── Source passage

United Airlines has today cancelled dozens of Boeing 777 flights after it failed to perform the required fire safety checks. Space is being sought on other airlines, but passengers have been warned of delays. Inspecting the 52-strong fleet's fire supression technology will take between 24 and 36 hours, according to reports. In …
I dont think the 777 at Heathrow crashed
I remember watching a DASH landing at an airshow, both wings fell off, a small fire broke out, and Raymond Baxter saying "....well thats what we call a heavy landing".
Reminded me of another time and place on another Boeing plane which suffered from a mysterious fire which caused the odd crash or two , but after the unit was no longer used and removed a refurbishment overhaul avionics updates or two later that ended that particular problem and the US Air Force still wants the old bomb truck on it's flying inventory until about 2025 or there about !
Its not related to the Heathrow landing
I wish people would stop bringing up the Heathrow crash-landing in relation to this when talking about the 777's safety record.
The 777 has a great safety record, this grounding is not because of something unsafe on the 777 but because United cut corners on their maintenance. ANY aircraft will become unsafe if you dont perform the necessary maintenance to keep it airworthy.
I think the biggest story here is that an airline actually admitted a mistake and grounded its fleet in order to do the repair, rather then a) trying to cover it up and do a piecemeal inspection or b) being ordered to ground the fleet by the FAA. Also, ive read elsewhere that the FAA had grounded a number of other United aircraft on an unrelated matter (also failing to do some maintenance I've heard but i cant confirm that). My question is why the hell didnt the FAA do a complete audit of United once they found them cutting corners on ANY aircraft maintenance!
Students at my school had a recent incident just yesterday infact, this is what school administrators told us:
Shortly before 7 a.m. this morning, an airplane containing several [School name] administrators and students traveling to the [name] Association meetings had an emergency landing. The flight left Chattanooga around 5:50 a.m. Close to the Cincinnati airport, a fire retardant-chemical released into the cabin. While the oxygen masks did not deploy, the airplane was quickly landed with the passengers instructed to use emergency exits to get out immediately. Emergency crews were on the ground to assist. No injuries were reported.

────

Pick up the discussion of United's grounded Boeing 777 fleet right after its last sentence and carry it on in the same style.

── Data lines

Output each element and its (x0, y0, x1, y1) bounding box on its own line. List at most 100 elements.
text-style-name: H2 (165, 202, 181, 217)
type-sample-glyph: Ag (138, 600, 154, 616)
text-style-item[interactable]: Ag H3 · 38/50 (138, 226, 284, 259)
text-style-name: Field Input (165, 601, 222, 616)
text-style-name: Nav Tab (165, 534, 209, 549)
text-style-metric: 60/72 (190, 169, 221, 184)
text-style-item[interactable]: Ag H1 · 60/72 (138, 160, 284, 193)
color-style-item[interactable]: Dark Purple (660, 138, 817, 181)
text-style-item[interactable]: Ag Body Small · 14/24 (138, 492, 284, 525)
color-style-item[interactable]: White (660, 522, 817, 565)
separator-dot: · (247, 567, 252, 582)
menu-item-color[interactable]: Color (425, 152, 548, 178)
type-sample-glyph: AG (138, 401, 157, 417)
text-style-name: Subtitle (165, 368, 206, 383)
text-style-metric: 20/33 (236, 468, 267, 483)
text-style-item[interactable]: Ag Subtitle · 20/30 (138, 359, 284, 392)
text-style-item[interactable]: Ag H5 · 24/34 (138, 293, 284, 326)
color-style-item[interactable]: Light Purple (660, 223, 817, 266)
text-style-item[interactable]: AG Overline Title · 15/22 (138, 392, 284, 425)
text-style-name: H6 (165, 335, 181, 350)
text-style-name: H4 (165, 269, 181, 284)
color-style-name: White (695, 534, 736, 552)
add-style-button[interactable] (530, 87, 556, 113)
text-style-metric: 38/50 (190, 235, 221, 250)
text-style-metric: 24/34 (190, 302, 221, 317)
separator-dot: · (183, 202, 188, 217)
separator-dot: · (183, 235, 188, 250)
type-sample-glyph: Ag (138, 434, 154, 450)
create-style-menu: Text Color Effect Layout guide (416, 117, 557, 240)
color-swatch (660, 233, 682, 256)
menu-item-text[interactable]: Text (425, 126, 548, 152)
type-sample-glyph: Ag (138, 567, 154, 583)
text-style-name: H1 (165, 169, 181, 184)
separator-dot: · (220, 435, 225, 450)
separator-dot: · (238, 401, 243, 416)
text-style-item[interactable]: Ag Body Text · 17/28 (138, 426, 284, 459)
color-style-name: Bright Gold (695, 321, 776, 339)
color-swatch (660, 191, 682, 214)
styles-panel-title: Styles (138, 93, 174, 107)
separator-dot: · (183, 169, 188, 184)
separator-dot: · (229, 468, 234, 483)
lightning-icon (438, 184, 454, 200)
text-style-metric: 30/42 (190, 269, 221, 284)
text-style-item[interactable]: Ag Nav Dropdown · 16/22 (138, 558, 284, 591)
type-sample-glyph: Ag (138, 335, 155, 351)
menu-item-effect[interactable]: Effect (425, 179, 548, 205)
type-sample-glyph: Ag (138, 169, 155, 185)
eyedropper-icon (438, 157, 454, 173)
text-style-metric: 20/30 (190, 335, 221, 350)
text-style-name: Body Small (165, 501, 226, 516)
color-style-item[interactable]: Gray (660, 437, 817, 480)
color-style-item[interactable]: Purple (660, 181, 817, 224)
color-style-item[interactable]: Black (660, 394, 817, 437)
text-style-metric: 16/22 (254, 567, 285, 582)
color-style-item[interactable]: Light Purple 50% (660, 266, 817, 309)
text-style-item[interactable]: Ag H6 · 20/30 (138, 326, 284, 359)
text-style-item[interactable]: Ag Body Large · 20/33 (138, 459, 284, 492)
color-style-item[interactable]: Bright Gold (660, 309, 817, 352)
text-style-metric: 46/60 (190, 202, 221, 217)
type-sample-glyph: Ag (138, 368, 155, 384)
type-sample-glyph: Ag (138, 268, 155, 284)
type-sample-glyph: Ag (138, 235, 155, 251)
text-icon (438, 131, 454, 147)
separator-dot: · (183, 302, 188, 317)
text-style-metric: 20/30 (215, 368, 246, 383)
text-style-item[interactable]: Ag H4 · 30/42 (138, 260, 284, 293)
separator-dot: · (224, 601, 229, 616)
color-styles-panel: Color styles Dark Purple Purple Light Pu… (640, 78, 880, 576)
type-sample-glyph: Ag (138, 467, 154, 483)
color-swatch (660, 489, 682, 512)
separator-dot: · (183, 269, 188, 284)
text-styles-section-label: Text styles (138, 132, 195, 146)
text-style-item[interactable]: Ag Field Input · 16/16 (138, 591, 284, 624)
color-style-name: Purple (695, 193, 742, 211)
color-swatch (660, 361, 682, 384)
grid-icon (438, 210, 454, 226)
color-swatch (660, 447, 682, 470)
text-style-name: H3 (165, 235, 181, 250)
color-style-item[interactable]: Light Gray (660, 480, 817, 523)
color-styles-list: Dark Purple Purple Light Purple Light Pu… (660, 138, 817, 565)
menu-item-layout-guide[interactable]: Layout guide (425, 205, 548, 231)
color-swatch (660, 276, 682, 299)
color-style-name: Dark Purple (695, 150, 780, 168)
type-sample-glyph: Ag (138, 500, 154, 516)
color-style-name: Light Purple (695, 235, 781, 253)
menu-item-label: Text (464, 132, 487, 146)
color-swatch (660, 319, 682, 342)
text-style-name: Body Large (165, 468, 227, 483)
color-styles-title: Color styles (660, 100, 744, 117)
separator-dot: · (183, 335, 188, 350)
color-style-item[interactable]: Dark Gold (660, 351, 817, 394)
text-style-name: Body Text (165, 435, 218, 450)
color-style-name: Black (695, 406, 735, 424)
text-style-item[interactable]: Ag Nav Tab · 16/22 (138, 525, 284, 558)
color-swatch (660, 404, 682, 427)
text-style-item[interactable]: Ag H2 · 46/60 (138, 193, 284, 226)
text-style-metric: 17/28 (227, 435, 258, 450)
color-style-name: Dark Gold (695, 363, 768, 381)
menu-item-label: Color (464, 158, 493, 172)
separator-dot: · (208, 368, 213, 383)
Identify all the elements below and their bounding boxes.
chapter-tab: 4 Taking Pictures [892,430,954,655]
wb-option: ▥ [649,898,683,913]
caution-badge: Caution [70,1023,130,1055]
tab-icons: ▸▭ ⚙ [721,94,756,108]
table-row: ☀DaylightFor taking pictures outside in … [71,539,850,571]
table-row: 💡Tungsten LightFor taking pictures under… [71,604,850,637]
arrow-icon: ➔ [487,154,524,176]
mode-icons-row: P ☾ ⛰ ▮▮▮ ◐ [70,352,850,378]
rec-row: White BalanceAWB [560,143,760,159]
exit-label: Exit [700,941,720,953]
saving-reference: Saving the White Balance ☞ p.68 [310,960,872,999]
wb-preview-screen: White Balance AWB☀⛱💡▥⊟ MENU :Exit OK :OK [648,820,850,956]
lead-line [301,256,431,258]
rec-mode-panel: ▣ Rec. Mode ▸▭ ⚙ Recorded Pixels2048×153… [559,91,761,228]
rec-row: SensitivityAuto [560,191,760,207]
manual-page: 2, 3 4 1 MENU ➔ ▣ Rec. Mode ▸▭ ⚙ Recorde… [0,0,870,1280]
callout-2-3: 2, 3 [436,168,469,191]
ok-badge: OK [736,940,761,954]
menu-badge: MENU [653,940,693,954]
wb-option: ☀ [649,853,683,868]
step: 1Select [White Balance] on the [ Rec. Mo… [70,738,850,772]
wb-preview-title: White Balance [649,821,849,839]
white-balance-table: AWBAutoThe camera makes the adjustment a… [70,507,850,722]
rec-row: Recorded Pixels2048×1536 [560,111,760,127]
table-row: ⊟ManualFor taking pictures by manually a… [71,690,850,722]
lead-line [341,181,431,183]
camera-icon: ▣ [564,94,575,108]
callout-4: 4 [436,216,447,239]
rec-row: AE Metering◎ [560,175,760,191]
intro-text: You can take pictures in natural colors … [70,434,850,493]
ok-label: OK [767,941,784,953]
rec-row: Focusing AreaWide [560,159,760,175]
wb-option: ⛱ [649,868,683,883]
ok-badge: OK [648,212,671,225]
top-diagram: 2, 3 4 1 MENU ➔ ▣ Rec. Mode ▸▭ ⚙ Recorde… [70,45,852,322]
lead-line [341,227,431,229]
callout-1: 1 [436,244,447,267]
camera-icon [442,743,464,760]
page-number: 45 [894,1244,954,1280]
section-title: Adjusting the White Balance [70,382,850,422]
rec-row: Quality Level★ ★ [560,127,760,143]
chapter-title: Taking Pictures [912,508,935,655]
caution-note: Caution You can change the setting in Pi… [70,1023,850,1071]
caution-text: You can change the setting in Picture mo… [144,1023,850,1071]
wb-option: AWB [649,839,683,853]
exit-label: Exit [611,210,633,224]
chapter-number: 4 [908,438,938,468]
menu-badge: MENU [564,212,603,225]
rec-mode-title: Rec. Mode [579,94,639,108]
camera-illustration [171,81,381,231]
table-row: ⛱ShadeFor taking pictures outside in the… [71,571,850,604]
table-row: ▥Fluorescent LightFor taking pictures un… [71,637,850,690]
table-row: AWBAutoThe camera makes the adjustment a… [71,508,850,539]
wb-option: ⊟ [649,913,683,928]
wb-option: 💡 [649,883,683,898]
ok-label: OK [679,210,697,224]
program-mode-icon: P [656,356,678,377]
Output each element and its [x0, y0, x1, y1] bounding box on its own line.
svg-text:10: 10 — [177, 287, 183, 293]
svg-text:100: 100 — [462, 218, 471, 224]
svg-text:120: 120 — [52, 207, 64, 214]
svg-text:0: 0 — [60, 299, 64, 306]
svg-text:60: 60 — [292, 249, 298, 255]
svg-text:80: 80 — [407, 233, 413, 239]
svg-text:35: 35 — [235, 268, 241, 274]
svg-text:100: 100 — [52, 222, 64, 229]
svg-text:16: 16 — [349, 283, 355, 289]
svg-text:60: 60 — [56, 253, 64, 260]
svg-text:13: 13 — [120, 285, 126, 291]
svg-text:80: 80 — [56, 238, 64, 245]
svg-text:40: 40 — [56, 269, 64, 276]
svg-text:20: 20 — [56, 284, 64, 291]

────

_Response_:
I'm not sure what Airline company it was though. but maybe its the same...
It's not related but...
Indeed this is different to the 777 crash / crash-landing, however people will not stop talking about that until Boeing & the CAA stop procrastinating & publish the cause of that near tragedy.
If there's nothing to hide, then let's have all the nothing out in the open.
Oh FFS, grow up !
"... Boeing & the CAA stop procrastinating & publish the cause of that near tragedy"
It's not about procrastinating or trying to hide something, it's about doing a proper and thorough investigation and coming up with real facts backed up by real evidence. If you want fast, just go back and watch the news reports at the time, there were plenty of "armchair experts" ready to speculate there and then about the cause - and guess what, they were mostly very wrong ! Our AAIB is respected around the world for the quality of it's investigations, you would be amazed at the lengths they will go to in finding the true cause of accidents.
So you can have fast or correct - I'll take correct if you don't mind.
@ SImon Hobson
Thanks - was going to say exactly the same.
@ Tim - If they published within a month, do you really think you'd trust their results? Or would you be crying "Coverup" at the top of your lungs?
I did work experience at the AAIB for 4 weeks while studying Aeronautical Engineering. If you want to see the type of investigation the AAIB publish, go look at their website, and try to imagine how many manhours go into each report - all are publicly available at http://www.aaib.gov.uk/publications/index.cfm
lol @ grow up. who should?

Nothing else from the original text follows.